Text segment:

Wednesday, March 1, 2017

Social Media is a Basic Bitch

The world of Facebook is becoming dangerous to my writing. This is the most pressing issue of my life outside of the obvious, and it's serious, very serious to me, because writing is not only or just 
something i want to do
something i hope to make money off of
something i enjoy
something i'm proud of

writing is for me a survival mechanism. Writing and reading, and they always have been more than just entertaining, more than just escapism. They are the ways in which I translate life, the ways in which I understand myself as a human being and understand other people, the ways in which I turn all the suffering I experience into something else, something I can then use or move with or work with or move past or elevate or change; I can change my narrative:

but only with words that are in fire, and I'm losing my fire inside the never ending roar of Facebook and twitter. Never ending roar of opinions, outrage, demands for attention (including my own), and processed thoughts. Social media is a basic bitch.

Set problem 1:
Please reproduce the rows verbatim, starting at the first row and going on through the row containing "text: pick up: OR".

[Element placement rows]
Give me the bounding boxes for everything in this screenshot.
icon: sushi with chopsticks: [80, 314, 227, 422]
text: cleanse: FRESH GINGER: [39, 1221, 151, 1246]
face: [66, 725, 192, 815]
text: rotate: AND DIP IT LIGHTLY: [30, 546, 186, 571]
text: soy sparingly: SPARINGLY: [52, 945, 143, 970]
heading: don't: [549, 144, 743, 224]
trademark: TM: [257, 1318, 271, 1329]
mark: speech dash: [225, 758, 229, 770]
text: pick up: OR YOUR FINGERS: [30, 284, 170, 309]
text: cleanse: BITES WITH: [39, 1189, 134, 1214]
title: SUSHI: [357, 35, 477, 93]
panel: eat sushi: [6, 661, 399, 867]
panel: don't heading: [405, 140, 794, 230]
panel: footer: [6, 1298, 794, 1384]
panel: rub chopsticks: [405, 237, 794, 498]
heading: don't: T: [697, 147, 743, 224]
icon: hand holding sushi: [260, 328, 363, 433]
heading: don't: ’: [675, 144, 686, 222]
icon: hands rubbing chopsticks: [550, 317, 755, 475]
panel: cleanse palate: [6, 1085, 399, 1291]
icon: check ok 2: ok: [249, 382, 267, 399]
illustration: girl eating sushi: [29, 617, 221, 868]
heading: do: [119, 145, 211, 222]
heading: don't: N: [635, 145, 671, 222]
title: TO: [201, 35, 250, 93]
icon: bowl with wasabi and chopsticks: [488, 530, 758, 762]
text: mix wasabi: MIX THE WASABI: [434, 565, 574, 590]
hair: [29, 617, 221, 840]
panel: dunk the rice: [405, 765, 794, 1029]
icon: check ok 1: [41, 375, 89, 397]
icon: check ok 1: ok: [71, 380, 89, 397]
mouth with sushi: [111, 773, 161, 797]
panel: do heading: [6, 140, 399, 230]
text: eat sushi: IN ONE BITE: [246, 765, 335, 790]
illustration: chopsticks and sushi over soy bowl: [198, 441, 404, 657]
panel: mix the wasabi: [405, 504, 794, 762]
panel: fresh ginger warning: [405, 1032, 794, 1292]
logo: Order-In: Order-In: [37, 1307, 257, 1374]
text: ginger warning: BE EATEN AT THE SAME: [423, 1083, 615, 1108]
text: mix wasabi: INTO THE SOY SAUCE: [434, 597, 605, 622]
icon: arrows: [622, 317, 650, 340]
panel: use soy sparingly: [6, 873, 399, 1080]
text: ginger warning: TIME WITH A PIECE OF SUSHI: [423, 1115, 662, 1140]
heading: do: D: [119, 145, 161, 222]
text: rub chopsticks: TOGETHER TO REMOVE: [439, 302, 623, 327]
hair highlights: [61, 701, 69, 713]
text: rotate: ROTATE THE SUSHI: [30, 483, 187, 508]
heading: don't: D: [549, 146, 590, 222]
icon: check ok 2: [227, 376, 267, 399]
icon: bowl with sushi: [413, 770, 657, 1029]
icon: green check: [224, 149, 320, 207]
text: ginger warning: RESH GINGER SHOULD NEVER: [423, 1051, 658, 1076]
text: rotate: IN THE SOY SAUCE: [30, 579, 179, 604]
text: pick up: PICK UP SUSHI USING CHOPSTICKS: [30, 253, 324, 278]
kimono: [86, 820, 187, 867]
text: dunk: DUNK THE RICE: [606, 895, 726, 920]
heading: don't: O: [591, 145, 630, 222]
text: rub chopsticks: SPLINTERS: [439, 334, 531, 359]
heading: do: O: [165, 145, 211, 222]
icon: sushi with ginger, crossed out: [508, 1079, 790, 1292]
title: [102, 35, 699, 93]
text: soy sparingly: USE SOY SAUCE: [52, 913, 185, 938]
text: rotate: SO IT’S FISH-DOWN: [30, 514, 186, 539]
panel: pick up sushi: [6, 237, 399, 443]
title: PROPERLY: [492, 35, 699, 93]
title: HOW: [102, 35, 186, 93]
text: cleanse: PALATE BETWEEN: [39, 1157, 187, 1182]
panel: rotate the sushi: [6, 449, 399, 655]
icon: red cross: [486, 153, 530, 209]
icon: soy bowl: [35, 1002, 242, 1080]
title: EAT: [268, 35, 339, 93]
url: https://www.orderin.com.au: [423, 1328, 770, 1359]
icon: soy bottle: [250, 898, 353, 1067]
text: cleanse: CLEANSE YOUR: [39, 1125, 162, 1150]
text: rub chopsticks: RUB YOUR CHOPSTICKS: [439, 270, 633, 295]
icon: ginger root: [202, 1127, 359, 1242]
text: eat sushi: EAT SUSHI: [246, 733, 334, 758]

Set problem 2:
Write out word for word the part of the post on social media and writing starting with "but only with" and going on through "a basic bitch.".

Full answer 1:
Give me the bounding boxes for everything in this screenshot.
icon: sushi with chopsticks: [80, 314, 227, 422]
text: cleanse: FRESH GINGER: [39, 1221, 151, 1246]
face: [66, 725, 192, 815]
text: rotate: AND DIP IT LIGHTLY: [30, 546, 186, 571]
text: soy sparingly: SPARINGLY: [52, 945, 143, 970]
heading: don't: [549, 144, 743, 224]
trademark: TM: [257, 1318, 271, 1329]
mark: speech dash: [225, 758, 229, 770]
text: pick up: OR YOUR FINGERS: [30, 284, 170, 309]

Full answer 2:
but only with words that are in fire, and I'm losing my fire inside the never ending roar of Facebook and twitter. Never ending roar of opinions, outrage, demands for attention (including my own), and processed thoughts. Social media is a basic bitch.